- **What to do**
Copy the section of the Python-Dev message starting with "I expect this" and going on through "(home page: http://www.pythonlabs.com/~guido/)", replacing "bytecodes" with "instructions".

[Python-Dev] PEP 203 Augmented Assignment
Guido van Rossum
guido@beopen.com
Fri, 28 Jul 2000 10:05:48 -0500
> Since we're at it, it's worth mentioning another conclusion we came across
> at the time: the cache effects in the main loop are significant -- it is
> more important to try keeping at best the main loop small enough, so that
> those effects are minimized.
Yes, that's what Tim keeps hammering on too.
> An experiment I did at the time which gave some delta-speedup:
> I folded most of the UNOP & BINOP opcodes since they differ only by the
> functon they call and they duplicate most of the opcode body. Like this:
[...]
> This reduced the code size of ceval.c, which resulted in less cache effects
> and gave more speed, despite the additional jumps. It possibly results in
> less page-faults too, although this is unlikely.
I expect this is wholly attributable to the reduced code size. Most
binary operators aren't used frequently enough to make a difference in
other ways. If you put the common code at the end of the code for
binary '+', that would optimize the most common operator.
> Which makes me think that, if we want to do something about cache effects,
> it is probably not a bad idea to just "reorder" the bytecodes in the big
> switch by decreasing frequency (we have some stats about this -- I believe
> Skip and MAL have discussed the opcodes' frequency and the charts lie
> somewhere in the archives). I remember Marc-Andre had done something in
> this direction and reported some perf improvements too. Since reordering
> the opcodes doesn't really hurt, if I'm about to do something with the
> main loop, it'll be only this.
Go for it -- sounds good!
--Guido van Rossum (home page: http://www.pythonlabs.com/~guido/)

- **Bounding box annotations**
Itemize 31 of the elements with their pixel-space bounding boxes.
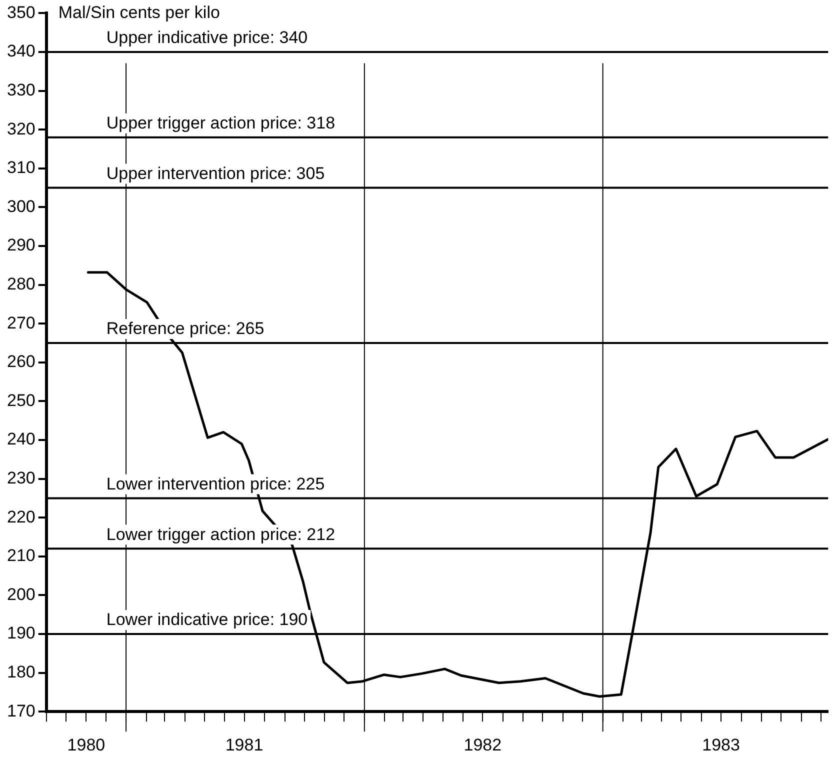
x-tick-label: 1980 <box>67 735 106 754</box>
y-tick-label: 280 <box>6 274 36 294</box>
y-tick-label: 340 <box>6 42 36 61</box>
y-tick-label: 300 <box>6 196 36 216</box>
ref-line-label: Lower intervention price: 225 <box>106 474 325 494</box>
ref-line-label: Lower indicative price: 190 <box>106 610 308 630</box>
x-tick-label: 1983 <box>702 735 740 754</box>
x-tick-label: 1982 <box>464 735 502 754</box>
x-tick-label: 1981 <box>225 735 264 754</box>
y-tick-label: 190 <box>6 624 36 643</box>
ref-line-label: Lower trigger action price: 212 <box>106 524 336 544</box>
y-tick-label: 270 <box>6 313 36 332</box>
y-tick-label: 250 <box>6 390 36 410</box>
y-tick-label: 330 <box>6 80 36 100</box>
y-axis-title: Mal/Sin cents per kilo <box>58 2 220 22</box>
y-tick-label: 220 <box>6 507 36 526</box>
y-tick-label: 320 <box>6 119 36 138</box>
ref-line-label: Upper trigger action price: 318 <box>106 114 336 133</box>
ref-line-label: Reference price: 265 <box>106 319 264 338</box>
y-tick-label: 180 <box>6 662 36 682</box>
y-tick-label: 200 <box>6 584 36 604</box>
ref-line-label: Upper indicative price: 340 <box>106 28 308 48</box>
ref-line-label: Upper intervention price: 305 <box>106 164 325 183</box>
y-tick-label: 260 <box>6 352 36 372</box>
y-tick-label: 290 <box>6 236 36 255</box>
y-tick-label: 350 <box>6 2 36 22</box>
y-tick-label: 310 <box>6 158 36 178</box>
y-tick-label: 240 <box>6 430 36 449</box>
y-tick-label: 230 <box>6 468 36 488</box>
y-tick-label: 210 <box>6 546 36 566</box>
y-tick-label: 170 <box>6 701 36 720</box>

- **Response for this exercise**
I expect this is wholly attributable to the reduced code size. Most
binary operators aren't used frequently enough to make a difference in
other ways. If you put the common code at the end of the code for
binary '+', that would optimize the most common operator.
> Which makes me think that, if we want to do something about cache effects,
> it is probably not a bad idea to just "reorder" the instructions in the big
> switch by decreasing frequency (we have some stats about this -- I believe
> Skip and MAL have discussed the opcodes' frequency and the charts lie
> somewhere in the archives). I remember Marc-Andre had done something in
> this direction and reported some perf improvements too. Since reordering
> the opcodes doesn't really hurt, if I'm about to do something with the
> main loop, it'll be only this.
Go for it -- sounds good!
--Guido van Rossum (home page: http://www.pythonlabs.com/~guido/)